◆ STATED PROBLEM ◆
You are to retype all of the data exactly as it appears.

=== MATERIAL FOR THIS EXERCISE ===

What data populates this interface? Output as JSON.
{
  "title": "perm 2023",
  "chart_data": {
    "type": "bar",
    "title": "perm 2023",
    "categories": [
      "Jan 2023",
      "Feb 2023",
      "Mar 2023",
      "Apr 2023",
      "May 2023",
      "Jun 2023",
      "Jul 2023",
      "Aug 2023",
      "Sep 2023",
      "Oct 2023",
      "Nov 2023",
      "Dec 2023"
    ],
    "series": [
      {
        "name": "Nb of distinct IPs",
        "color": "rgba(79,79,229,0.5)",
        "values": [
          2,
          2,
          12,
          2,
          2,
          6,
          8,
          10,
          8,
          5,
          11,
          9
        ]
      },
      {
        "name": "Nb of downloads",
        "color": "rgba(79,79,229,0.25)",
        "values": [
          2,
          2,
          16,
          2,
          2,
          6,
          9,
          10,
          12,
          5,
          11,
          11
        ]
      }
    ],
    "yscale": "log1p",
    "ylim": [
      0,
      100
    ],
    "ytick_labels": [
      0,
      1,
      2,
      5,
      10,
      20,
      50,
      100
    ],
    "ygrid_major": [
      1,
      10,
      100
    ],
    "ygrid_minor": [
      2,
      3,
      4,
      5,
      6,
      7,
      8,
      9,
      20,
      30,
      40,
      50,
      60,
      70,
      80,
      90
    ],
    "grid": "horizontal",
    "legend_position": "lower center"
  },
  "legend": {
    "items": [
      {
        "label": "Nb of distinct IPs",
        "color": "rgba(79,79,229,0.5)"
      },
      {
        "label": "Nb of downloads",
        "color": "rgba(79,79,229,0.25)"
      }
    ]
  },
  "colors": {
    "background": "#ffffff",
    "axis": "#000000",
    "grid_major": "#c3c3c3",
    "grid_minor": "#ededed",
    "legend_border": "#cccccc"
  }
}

===

◆ ANSWER BELOW ◆
What data populates this interface? Output as JSON.
{
  "title": "perm 2023",
  "chart_data": {
    "type": "bar",
    "title": "perm 2023",
    "categories": [
      "Jan 2023",
      "Feb 2023",
      "Mar 2023",
      "Apr 2023",
      "May 2023",
      "Jun 2023",
      "Jul 2023",
      "Aug 2023",
      "Sep 2023",
      "Oct 2023",
      "Nov 2023",
      "Dec 2023"
    ],
    "series": [
      {
        "name": "Nb of distinct IPs",
        "color": "rgba(79,79,229,0.5)",
        "values": [
          2,
          2,
          12,
          2,
          2,
          6,
          8,
          10,
          8,
          5,
          11,
          9
        ]
      },
      {
        "name": "Nb of downloads",
        "color": "rgba(79,79,229,0.25)",
        "values": [
          2,
          2,
          16,
          2,
          2,
          6,
          9,
          10,
          12,
          5,
          11,
          11
        ]
      }
    ],
    "yscale": "log1p",
    "ylim": [
      0,
      100
    ],
    "ytick_labels": [
      0,
      1,
      2,
      5,
      10,
      20,
      50,
      100
    ],
    "ygrid_major": [
      1,
      10,
      100
    ],
    "ygrid_minor": [
      2,
      3,
      4,
      5,
      6,
      7,
      8,
      9,
      20,
      30,
      40,
      50,
      60,
      70,
      80,
      90
    ],
    "grid": "horizontal",
    "legend_position": "lower center"
  },
  "legend": {
    "items": [
      {
        "label": "Nb of distinct IPs",
        "color": "rgba(79,79,229,0.5)"
      },
      {
        "label": "Nb of downloads",
        "color": "rgba(79,79,229,0.25)"
      }
    ]
  },
  "colors": {
    "background": "#ffffff",
    "axis": "#000000",
    "grid_major": "#c3c3c3",
    "grid_minor": "#ededed",
    "legend_border": "#cccccc"
  }
}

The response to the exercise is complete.